Copy every line that mentions the word "color".

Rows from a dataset
(begin)
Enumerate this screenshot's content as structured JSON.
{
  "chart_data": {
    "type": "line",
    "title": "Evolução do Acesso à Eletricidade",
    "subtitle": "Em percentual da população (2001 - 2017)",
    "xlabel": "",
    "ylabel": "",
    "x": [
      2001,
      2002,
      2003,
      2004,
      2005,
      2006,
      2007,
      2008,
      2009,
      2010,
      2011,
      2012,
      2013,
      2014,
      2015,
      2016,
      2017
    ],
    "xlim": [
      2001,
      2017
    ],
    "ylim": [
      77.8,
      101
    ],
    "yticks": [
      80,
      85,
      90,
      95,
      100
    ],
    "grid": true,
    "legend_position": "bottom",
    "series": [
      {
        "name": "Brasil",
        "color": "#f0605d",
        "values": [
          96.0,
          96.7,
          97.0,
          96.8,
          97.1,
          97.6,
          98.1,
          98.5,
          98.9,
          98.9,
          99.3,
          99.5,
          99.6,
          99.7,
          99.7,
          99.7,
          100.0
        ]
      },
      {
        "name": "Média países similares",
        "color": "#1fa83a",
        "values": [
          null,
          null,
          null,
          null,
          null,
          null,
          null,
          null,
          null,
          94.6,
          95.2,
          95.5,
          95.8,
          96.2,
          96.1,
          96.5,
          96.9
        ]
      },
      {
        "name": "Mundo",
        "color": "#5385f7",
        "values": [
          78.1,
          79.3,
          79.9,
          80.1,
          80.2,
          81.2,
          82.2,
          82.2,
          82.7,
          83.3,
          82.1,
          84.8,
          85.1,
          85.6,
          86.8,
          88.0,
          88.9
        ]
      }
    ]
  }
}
(end)
• **Result of the exercise**
        "color": "#f0605d",
        "color": "#1fa83a",
        "color": "#5385f7",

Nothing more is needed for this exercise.